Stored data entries
========
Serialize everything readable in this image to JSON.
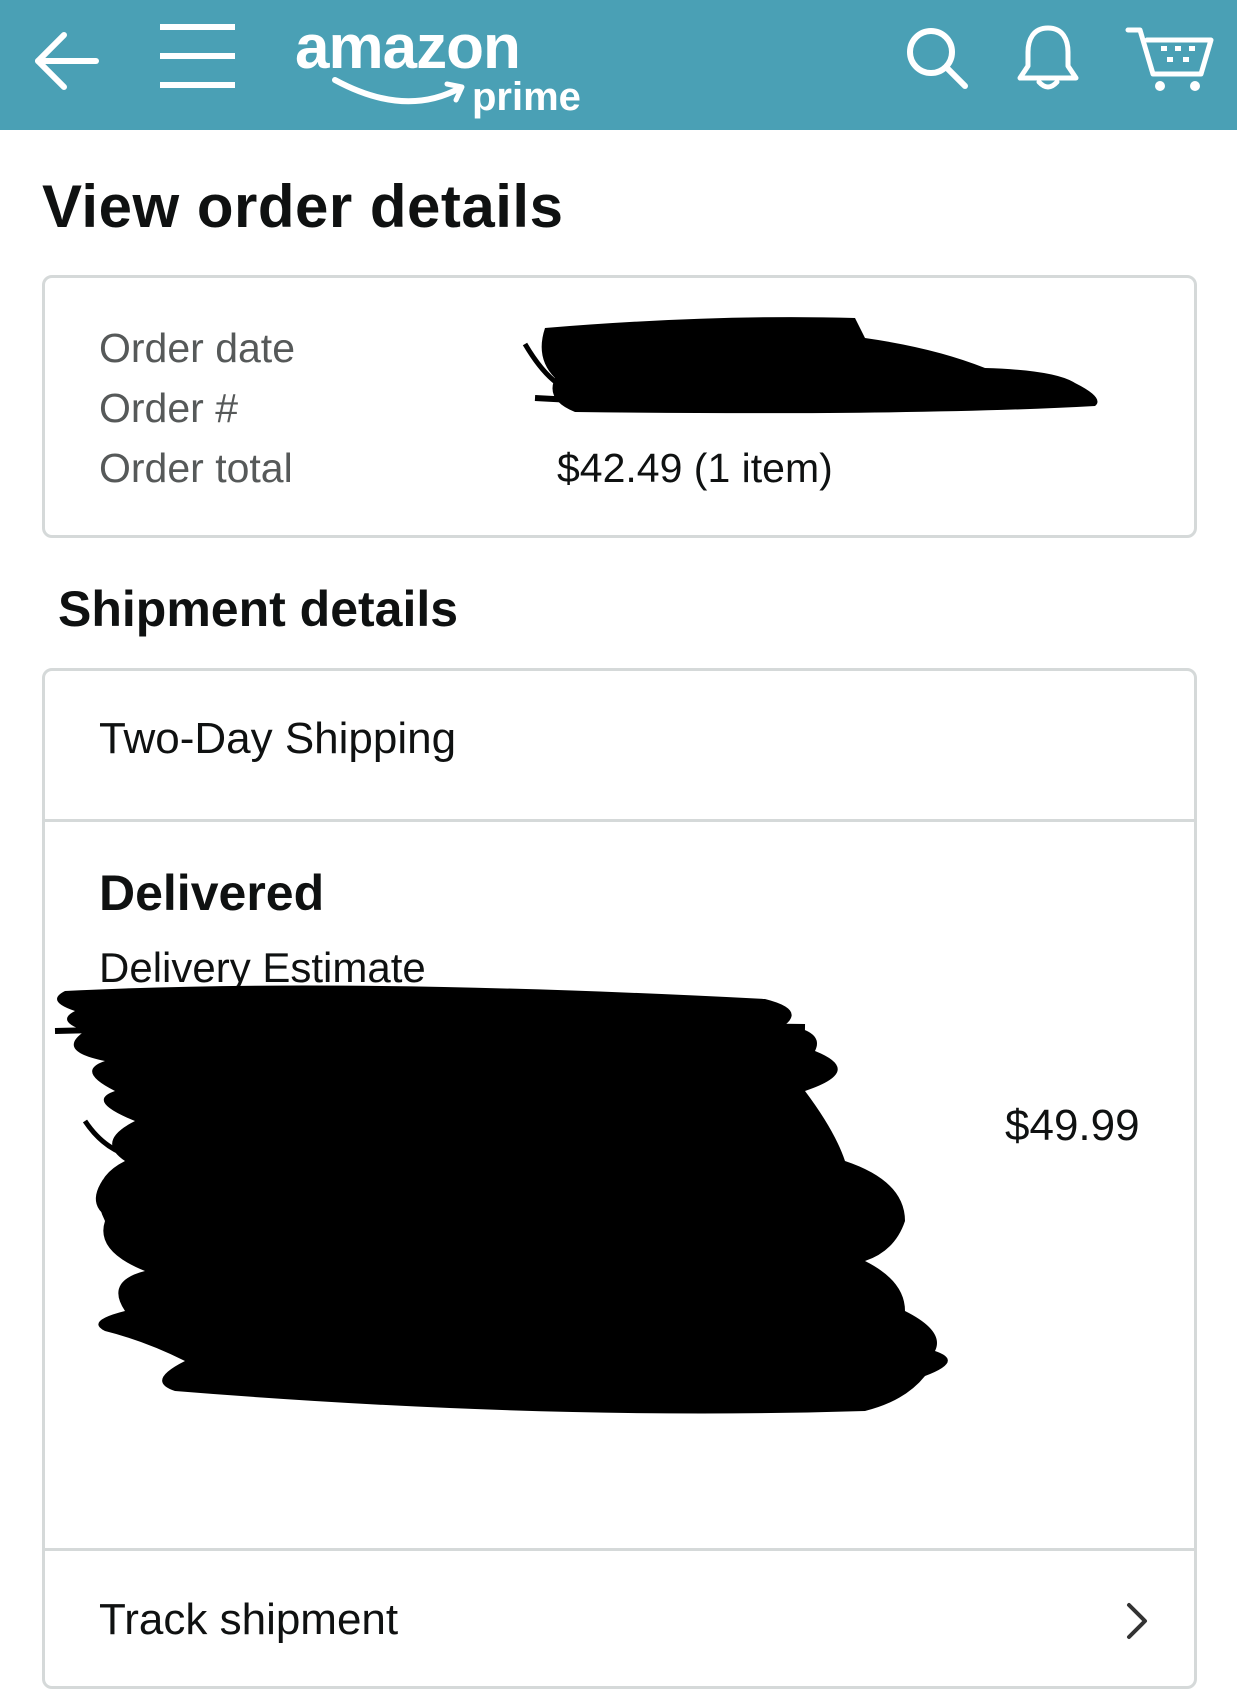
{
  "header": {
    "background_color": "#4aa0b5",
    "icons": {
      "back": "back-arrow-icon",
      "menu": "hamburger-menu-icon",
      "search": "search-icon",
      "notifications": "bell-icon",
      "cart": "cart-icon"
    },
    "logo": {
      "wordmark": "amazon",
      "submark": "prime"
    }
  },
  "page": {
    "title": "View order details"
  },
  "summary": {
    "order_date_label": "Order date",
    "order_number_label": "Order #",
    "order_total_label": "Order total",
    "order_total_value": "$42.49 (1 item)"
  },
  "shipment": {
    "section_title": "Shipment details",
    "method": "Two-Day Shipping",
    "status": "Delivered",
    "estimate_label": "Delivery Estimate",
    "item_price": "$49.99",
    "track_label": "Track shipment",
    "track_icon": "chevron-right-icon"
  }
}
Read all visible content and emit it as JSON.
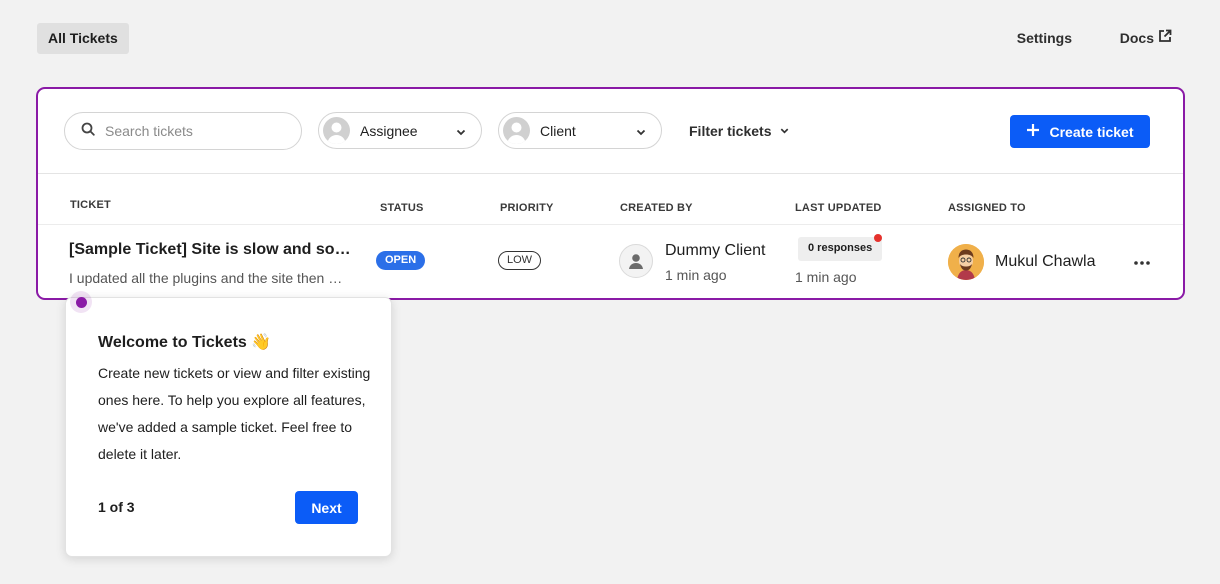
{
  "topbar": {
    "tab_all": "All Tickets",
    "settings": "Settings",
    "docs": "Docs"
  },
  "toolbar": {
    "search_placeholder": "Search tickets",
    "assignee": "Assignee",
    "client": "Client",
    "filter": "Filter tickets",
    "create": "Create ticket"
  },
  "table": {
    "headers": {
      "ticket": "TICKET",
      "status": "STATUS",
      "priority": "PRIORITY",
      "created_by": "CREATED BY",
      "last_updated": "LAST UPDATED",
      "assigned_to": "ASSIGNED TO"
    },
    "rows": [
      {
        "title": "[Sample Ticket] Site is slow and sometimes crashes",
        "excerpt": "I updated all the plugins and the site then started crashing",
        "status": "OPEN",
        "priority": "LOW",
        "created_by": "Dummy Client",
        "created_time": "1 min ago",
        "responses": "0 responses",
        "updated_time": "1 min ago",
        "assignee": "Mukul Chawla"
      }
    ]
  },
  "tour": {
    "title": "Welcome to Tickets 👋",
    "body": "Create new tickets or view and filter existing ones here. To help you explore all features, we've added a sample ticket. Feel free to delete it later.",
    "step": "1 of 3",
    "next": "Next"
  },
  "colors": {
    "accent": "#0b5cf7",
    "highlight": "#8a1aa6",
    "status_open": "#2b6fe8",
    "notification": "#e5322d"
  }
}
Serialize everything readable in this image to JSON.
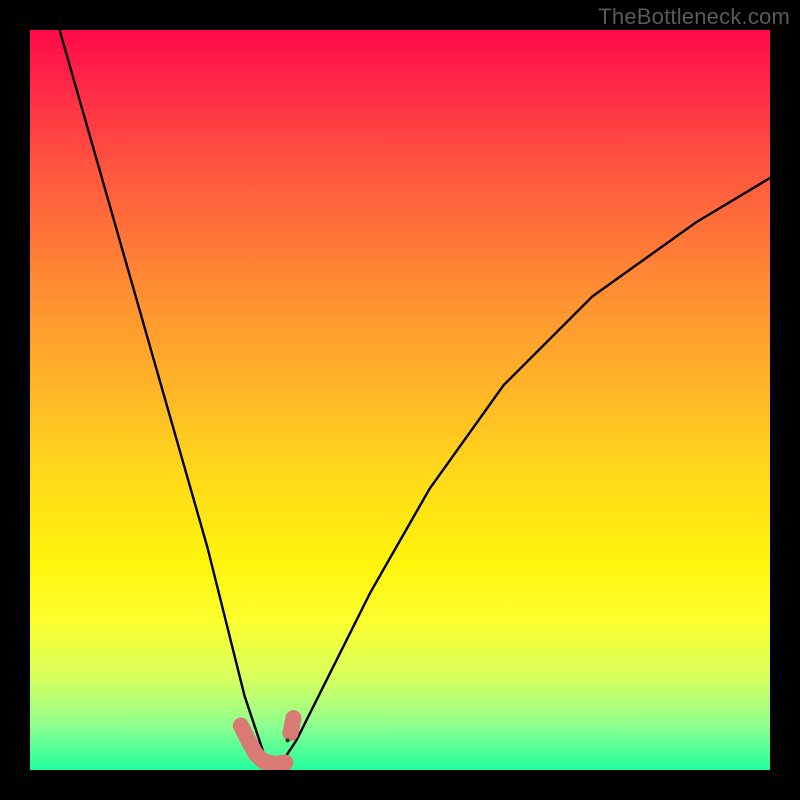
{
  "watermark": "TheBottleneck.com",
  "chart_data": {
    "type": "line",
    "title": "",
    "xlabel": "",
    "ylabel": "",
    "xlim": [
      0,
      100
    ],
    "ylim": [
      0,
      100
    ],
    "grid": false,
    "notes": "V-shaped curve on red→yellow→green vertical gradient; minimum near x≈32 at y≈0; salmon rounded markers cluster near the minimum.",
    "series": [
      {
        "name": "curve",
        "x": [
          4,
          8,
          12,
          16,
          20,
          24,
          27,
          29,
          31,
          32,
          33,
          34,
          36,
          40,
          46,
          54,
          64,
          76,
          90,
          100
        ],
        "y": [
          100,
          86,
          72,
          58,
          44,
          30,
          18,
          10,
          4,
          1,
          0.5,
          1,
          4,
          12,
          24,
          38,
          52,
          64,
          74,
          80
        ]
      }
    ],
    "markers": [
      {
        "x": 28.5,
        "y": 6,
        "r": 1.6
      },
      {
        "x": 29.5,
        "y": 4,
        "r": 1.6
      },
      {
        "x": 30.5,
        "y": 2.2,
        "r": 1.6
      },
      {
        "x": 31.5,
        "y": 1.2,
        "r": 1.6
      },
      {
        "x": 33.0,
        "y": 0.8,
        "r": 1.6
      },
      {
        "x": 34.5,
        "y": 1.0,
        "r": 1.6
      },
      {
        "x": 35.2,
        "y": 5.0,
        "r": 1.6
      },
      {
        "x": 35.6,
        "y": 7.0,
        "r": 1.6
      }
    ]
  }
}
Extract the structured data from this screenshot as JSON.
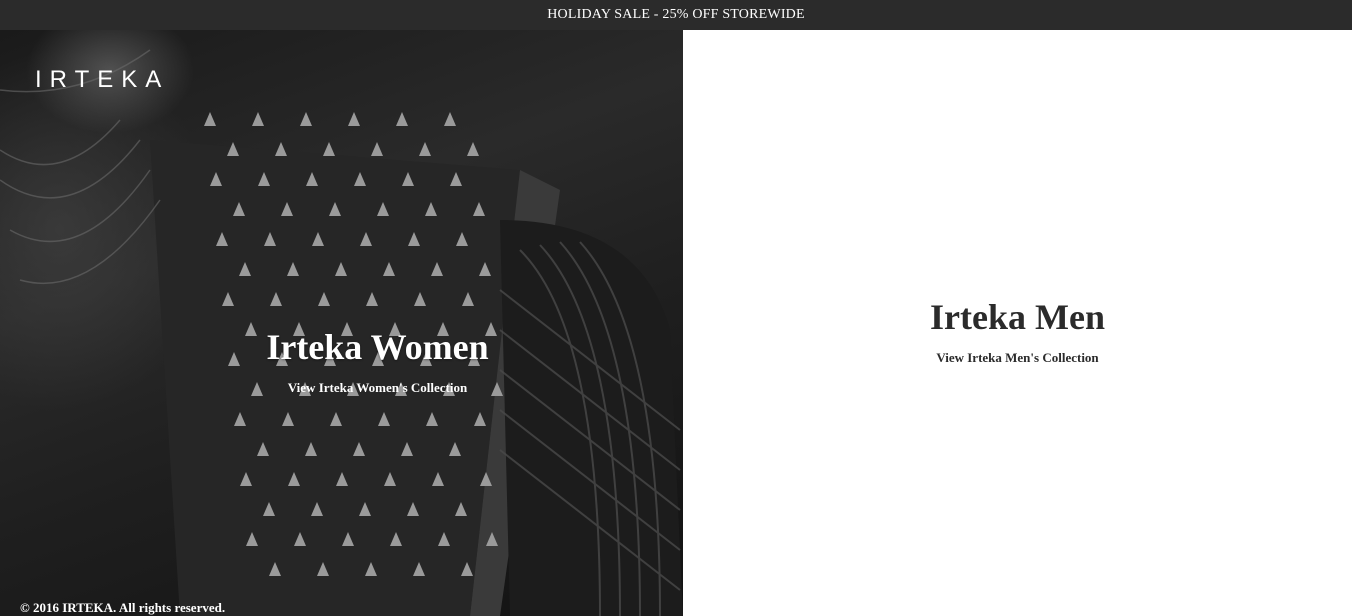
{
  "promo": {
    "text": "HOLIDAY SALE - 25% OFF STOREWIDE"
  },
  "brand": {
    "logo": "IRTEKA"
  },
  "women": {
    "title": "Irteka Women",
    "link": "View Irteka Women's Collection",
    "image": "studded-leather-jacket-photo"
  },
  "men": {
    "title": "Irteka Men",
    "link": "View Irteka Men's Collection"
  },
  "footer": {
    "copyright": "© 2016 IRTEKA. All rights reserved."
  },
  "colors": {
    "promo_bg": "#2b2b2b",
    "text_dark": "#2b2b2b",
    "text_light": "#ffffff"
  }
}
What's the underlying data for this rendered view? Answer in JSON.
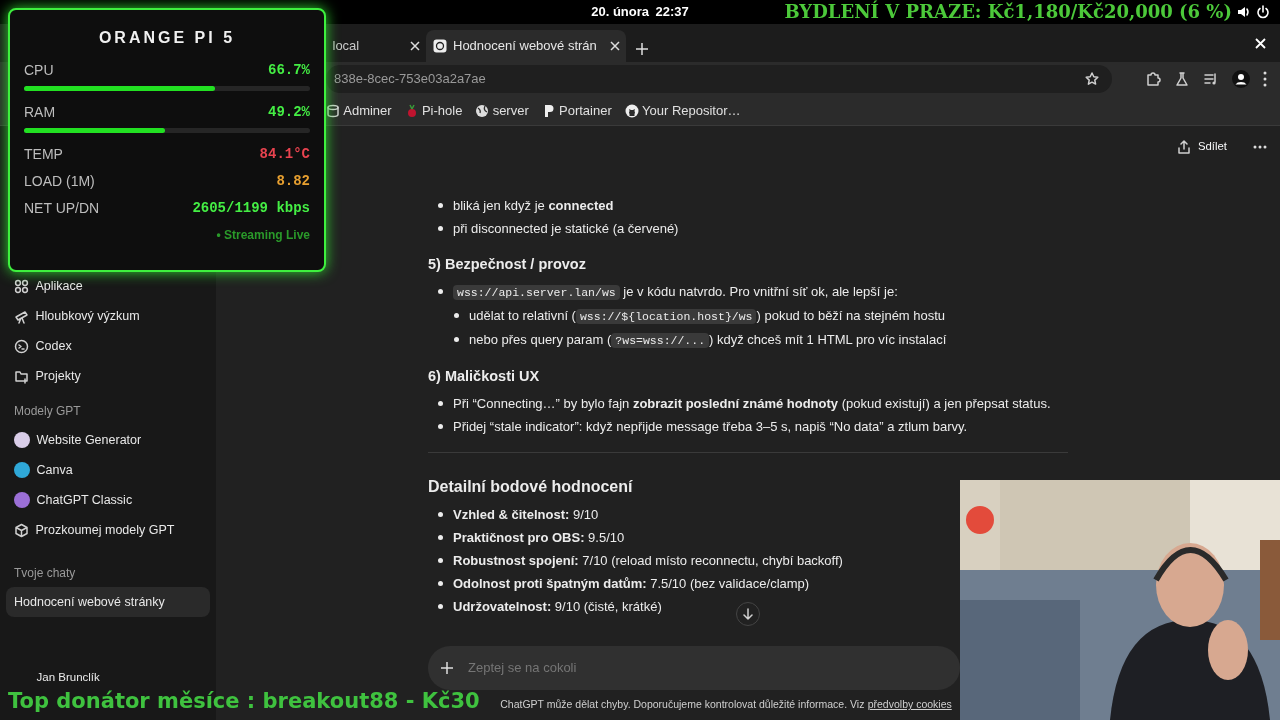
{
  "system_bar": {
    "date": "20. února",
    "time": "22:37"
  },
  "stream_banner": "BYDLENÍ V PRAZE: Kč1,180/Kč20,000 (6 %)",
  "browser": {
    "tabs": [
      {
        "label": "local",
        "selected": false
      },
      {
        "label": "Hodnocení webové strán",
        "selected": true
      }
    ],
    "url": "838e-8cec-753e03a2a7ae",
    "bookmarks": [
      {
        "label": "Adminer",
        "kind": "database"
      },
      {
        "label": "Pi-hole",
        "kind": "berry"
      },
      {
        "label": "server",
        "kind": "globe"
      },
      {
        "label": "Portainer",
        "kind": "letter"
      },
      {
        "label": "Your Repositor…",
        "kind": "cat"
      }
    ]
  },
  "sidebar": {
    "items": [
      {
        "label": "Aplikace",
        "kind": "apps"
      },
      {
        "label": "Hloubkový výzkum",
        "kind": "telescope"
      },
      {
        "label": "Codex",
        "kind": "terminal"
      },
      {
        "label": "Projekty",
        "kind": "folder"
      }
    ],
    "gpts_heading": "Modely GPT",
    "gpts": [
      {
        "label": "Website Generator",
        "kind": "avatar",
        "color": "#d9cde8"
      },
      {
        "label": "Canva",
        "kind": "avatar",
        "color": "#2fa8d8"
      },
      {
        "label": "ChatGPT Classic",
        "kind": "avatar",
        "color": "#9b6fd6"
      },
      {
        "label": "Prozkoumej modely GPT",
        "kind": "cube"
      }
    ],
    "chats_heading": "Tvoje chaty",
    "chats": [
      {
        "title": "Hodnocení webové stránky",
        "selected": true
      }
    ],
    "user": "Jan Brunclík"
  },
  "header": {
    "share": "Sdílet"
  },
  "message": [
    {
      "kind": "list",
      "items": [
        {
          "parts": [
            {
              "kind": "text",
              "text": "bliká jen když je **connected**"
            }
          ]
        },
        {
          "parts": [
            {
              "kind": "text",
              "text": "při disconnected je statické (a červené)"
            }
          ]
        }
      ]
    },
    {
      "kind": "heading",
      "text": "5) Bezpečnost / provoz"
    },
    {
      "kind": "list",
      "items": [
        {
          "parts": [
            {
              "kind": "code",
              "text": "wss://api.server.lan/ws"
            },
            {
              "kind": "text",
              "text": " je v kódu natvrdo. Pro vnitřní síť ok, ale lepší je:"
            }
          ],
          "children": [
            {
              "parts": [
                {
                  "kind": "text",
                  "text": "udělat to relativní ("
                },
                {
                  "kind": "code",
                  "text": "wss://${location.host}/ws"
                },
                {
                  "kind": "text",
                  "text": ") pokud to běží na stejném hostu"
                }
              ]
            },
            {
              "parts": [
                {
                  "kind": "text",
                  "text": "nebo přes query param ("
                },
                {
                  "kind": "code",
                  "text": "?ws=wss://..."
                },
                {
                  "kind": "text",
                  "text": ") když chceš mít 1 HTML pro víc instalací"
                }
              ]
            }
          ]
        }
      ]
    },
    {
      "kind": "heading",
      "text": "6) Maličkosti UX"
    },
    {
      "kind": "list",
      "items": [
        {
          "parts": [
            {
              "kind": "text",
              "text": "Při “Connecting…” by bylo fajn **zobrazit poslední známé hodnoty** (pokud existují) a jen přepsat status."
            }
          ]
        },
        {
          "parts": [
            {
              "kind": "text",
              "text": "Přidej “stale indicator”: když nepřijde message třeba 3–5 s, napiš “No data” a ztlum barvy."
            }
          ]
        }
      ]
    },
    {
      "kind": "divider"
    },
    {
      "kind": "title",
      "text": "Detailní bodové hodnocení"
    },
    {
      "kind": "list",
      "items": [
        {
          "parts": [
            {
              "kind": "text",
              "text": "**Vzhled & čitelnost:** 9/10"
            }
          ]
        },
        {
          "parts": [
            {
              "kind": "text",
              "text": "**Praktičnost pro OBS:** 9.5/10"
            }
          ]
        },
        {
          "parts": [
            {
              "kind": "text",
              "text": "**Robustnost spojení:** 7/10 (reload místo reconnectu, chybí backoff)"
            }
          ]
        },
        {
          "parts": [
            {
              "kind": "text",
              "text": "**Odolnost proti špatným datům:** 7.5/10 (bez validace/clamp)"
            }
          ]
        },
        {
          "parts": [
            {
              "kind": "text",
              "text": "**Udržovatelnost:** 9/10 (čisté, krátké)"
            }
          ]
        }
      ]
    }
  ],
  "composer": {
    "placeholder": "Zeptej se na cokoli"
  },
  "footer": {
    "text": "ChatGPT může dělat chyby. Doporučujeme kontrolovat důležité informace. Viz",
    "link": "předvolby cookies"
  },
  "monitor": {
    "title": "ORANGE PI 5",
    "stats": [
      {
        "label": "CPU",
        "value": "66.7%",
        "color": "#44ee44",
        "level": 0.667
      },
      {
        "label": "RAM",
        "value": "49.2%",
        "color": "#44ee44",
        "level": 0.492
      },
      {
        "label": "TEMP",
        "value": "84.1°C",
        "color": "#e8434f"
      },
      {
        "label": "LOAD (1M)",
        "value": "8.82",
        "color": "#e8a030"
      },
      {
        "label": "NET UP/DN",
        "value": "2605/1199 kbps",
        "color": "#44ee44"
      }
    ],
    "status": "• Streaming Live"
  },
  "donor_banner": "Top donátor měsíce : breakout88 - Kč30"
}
========
◆ The problem ◆
Reproduce each line holding the word "filter".

◆ The response ◆
    "filter": "Filter tickets",
    "body": "Create new tickets or view and filter existing ones here. To help you explore all features, we've added a sample ticket. Feel free to delete it later.",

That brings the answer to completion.